- _Your task_
Select and reproduce each line of the listing below that bears the string "Munchieslicious".

- _Extracted records_
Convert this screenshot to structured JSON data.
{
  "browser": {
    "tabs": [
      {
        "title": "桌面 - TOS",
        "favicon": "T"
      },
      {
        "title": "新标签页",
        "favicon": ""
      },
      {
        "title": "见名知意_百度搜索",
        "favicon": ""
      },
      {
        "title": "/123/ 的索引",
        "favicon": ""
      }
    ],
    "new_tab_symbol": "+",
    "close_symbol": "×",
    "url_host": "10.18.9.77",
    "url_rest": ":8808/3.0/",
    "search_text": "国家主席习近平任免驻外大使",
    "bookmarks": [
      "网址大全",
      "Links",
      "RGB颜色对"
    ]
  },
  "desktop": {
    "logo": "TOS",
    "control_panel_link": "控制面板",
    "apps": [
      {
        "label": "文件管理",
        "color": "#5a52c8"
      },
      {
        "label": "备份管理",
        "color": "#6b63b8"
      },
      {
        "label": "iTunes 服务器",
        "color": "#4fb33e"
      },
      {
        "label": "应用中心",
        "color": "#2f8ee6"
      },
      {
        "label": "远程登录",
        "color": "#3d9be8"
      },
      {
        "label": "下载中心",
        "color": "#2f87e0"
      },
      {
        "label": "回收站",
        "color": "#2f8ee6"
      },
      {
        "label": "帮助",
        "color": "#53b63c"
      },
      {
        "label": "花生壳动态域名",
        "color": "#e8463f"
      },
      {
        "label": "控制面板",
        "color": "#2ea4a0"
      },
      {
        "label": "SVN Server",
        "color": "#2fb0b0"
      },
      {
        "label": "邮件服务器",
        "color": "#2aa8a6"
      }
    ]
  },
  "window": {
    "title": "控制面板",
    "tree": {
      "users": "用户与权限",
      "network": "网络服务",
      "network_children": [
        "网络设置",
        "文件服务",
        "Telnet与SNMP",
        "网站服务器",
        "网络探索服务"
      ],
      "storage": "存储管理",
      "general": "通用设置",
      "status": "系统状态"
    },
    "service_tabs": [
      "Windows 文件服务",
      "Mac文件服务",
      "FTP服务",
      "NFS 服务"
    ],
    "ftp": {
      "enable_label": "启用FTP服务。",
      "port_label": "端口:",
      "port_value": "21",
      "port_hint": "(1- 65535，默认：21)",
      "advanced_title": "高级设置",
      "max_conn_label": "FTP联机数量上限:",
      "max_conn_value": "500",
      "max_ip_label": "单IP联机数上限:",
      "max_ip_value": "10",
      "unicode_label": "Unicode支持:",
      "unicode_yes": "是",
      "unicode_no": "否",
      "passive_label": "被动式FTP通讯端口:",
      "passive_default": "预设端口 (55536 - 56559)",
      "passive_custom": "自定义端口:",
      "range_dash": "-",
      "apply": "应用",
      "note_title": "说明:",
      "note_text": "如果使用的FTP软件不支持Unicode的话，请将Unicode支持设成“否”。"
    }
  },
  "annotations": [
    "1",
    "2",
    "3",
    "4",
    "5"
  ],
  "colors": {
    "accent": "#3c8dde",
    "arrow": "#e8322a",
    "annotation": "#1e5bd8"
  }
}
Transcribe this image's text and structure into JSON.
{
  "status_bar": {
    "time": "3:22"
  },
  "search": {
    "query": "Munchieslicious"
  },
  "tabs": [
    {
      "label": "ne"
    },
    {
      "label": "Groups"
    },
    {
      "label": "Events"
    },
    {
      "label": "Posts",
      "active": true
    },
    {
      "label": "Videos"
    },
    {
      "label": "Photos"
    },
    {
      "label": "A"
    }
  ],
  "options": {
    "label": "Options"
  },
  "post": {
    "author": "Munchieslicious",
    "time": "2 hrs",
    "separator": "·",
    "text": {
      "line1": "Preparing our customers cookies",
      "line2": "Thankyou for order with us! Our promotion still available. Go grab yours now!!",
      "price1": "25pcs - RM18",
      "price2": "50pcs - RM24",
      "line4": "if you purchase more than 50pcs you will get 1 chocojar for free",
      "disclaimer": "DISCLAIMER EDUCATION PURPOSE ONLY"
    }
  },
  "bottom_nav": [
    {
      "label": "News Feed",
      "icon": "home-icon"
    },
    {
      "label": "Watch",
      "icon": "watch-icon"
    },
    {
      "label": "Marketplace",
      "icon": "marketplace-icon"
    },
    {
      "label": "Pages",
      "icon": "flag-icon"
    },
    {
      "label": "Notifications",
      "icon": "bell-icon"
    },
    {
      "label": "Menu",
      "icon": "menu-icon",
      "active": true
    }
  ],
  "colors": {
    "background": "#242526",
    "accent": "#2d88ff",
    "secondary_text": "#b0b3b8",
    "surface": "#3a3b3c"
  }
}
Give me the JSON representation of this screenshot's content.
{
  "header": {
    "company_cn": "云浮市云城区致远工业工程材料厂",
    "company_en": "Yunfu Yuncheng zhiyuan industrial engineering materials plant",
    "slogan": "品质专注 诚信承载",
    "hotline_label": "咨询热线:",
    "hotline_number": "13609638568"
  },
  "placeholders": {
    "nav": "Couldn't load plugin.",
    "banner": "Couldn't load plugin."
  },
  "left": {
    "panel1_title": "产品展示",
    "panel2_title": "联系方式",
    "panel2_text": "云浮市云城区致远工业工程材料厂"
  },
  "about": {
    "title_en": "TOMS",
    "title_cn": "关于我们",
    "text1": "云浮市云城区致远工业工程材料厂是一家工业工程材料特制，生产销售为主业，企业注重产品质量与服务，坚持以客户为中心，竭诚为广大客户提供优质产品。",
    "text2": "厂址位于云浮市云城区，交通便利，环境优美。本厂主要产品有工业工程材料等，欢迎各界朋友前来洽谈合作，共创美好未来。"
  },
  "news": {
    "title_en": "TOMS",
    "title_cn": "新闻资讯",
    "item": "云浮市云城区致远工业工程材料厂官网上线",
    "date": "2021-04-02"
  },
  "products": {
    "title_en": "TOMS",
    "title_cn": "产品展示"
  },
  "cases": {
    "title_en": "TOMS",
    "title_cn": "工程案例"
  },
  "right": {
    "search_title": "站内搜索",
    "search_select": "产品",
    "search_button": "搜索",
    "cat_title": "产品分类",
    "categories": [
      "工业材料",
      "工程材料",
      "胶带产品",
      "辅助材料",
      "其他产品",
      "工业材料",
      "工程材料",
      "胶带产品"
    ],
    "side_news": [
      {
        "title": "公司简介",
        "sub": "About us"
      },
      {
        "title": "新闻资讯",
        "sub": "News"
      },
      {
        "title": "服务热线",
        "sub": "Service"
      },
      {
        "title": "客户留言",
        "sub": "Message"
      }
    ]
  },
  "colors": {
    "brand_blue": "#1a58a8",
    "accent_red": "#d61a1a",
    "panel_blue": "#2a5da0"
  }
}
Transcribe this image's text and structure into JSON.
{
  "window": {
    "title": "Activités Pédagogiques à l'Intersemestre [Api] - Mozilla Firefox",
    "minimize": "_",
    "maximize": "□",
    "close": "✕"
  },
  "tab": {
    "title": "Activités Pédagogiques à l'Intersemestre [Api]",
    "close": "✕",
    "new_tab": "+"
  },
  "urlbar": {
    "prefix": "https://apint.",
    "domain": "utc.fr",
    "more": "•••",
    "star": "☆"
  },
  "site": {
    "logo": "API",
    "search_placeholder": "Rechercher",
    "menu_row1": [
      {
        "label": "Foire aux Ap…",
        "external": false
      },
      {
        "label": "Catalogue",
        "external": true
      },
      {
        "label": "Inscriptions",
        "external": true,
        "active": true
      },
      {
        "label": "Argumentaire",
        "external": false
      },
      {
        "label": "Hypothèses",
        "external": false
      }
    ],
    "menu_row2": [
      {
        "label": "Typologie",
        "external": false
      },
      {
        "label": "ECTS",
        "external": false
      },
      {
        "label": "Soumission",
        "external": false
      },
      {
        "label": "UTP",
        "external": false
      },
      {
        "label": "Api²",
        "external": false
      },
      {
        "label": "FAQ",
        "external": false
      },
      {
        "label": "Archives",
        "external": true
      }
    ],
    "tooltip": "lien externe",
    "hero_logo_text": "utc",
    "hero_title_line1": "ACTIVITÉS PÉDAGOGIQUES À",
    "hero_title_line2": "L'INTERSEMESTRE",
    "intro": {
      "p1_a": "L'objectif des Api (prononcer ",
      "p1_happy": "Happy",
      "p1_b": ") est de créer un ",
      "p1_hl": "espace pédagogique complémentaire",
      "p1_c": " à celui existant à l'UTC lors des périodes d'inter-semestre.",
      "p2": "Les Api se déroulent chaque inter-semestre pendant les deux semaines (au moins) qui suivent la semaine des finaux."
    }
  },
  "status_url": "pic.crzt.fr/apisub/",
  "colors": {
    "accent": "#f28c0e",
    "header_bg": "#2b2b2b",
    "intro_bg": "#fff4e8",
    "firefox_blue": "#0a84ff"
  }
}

- _Answer to this exercise_
    "query": "Munchieslicious"
    "author": "Munchieslicious",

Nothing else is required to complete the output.